## Material provided:
──────────
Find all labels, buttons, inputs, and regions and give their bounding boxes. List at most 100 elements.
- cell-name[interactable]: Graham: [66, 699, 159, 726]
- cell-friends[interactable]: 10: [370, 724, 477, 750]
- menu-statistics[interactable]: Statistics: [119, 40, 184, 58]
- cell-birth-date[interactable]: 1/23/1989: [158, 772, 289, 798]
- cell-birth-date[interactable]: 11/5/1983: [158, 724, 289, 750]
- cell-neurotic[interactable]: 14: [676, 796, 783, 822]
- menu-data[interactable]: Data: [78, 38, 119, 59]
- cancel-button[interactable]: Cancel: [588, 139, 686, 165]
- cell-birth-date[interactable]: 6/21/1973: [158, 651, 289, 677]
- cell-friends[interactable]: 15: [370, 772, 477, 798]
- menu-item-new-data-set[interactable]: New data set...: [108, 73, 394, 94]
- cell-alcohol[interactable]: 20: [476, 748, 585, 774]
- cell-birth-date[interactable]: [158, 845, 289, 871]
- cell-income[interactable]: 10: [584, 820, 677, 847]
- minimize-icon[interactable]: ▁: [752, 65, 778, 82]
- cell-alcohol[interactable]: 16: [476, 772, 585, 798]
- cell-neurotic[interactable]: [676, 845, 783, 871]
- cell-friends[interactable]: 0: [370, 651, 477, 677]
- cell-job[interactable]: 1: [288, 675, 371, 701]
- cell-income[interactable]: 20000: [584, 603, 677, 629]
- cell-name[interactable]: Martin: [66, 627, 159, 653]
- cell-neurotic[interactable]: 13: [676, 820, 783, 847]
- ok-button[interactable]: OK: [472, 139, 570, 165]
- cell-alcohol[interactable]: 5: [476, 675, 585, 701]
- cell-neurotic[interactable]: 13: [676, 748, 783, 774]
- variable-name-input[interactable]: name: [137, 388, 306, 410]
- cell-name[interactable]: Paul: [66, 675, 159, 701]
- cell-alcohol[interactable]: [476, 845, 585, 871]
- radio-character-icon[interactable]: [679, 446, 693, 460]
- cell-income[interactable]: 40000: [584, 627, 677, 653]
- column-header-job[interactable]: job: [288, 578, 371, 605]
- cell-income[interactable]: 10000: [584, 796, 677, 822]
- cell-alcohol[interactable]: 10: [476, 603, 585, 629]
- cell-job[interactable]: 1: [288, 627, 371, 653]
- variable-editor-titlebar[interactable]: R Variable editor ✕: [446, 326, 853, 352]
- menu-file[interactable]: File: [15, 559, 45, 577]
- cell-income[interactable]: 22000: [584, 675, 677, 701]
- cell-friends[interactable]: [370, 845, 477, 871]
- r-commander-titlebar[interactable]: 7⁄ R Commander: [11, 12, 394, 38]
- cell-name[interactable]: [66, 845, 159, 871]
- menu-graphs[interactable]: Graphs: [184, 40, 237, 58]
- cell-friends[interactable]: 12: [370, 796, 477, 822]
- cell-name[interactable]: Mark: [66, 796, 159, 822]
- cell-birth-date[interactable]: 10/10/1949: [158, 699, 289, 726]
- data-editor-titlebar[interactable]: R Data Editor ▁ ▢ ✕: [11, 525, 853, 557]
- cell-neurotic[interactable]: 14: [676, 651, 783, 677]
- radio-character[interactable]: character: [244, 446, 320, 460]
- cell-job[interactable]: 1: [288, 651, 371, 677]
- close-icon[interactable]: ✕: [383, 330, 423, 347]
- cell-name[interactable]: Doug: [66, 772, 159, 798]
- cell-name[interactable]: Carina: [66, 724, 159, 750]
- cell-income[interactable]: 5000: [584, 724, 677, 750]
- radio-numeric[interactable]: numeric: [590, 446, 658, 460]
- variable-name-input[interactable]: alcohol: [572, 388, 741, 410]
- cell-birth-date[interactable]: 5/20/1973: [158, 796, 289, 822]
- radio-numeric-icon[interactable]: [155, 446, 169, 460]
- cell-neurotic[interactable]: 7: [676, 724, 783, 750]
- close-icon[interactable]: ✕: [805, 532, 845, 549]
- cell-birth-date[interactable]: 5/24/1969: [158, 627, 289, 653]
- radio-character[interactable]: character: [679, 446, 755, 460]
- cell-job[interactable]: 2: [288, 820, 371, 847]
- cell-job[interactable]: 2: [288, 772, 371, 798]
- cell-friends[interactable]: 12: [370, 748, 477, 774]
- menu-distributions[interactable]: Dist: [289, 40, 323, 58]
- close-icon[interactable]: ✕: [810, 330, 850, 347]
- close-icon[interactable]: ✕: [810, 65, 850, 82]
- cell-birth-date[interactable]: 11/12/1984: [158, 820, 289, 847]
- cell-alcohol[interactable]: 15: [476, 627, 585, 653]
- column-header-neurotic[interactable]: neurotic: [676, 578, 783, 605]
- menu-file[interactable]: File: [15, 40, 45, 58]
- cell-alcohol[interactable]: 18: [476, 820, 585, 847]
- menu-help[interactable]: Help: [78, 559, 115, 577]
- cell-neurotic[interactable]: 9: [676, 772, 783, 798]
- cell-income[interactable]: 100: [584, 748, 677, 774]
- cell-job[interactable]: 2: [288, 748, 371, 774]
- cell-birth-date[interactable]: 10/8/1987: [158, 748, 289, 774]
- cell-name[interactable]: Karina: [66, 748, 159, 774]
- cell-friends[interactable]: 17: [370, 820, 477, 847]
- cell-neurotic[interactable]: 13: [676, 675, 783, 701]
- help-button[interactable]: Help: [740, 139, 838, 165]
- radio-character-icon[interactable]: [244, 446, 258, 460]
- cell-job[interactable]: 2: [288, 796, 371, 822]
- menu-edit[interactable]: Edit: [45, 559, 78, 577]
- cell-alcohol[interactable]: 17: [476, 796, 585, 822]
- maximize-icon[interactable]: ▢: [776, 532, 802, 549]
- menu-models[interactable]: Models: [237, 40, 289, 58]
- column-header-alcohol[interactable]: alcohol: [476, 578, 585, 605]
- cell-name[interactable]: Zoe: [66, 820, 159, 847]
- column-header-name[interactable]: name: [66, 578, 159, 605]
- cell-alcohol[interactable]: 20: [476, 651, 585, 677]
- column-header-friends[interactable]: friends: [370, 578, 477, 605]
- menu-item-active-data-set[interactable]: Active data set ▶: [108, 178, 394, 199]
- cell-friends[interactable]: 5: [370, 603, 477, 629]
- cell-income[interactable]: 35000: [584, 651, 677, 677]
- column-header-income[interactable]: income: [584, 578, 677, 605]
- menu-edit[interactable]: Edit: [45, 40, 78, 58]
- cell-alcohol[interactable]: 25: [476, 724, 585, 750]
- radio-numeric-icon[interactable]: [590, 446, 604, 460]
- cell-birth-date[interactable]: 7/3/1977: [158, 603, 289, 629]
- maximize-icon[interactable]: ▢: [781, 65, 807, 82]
──────────
Please rewrite the material, starting at its first line and ending at the line containing "- cell-neurotic[interactable]: 13: [676, 748, 783, 774]", with every "cell-alcohol" changed to "cell-drinks" and nothing else altered.

Find all labels, buttons, inputs, and regions and give their bounding boxes. List at most 100 elements.
- cell-name[interactable]: Graham: [66, 699, 159, 726]
- cell-friends[interactable]: 10: [370, 724, 477, 750]
- menu-statistics[interactable]: Statistics: [119, 40, 184, 58]
- cell-birth-date[interactable]: 1/23/1989: [158, 772, 289, 798]
- cell-birth-date[interactable]: 11/5/1983: [158, 724, 289, 750]
- cell-neurotic[interactable]: 14: [676, 796, 783, 822]
- menu-data[interactable]: Data: [78, 38, 119, 59]
- cancel-button[interactable]: Cancel: [588, 139, 686, 165]
- cell-birth-date[interactable]: 6/21/1973: [158, 651, 289, 677]
- cell-friends[interactable]: 15: [370, 772, 477, 798]
- menu-item-new-data-set[interactable]: New data set...: [108, 73, 394, 94]
- cell-drinks[interactable]: 20: [476, 748, 585, 774]
- cell-birth-date[interactable]: [158, 845, 289, 871]
- cell-income[interactable]: 10: [584, 820, 677, 847]
- minimize-icon[interactable]: ▁: [752, 65, 778, 82]
- cell-drinks[interactable]: 16: [476, 772, 585, 798]
- cell-neurotic[interactable]: [676, 845, 783, 871]
- cell-friends[interactable]: 0: [370, 651, 477, 677]
- cell-job[interactable]: 1: [288, 675, 371, 701]
- cell-income[interactable]: 20000: [584, 603, 677, 629]
- cell-name[interactable]: Martin: [66, 627, 159, 653]
- cell-neurotic[interactable]: 13: [676, 820, 783, 847]
- ok-button[interactable]: OK: [472, 139, 570, 165]
- cell-drinks[interactable]: 5: [476, 675, 585, 701]
- cell-neurotic[interactable]: 13: [676, 748, 783, 774]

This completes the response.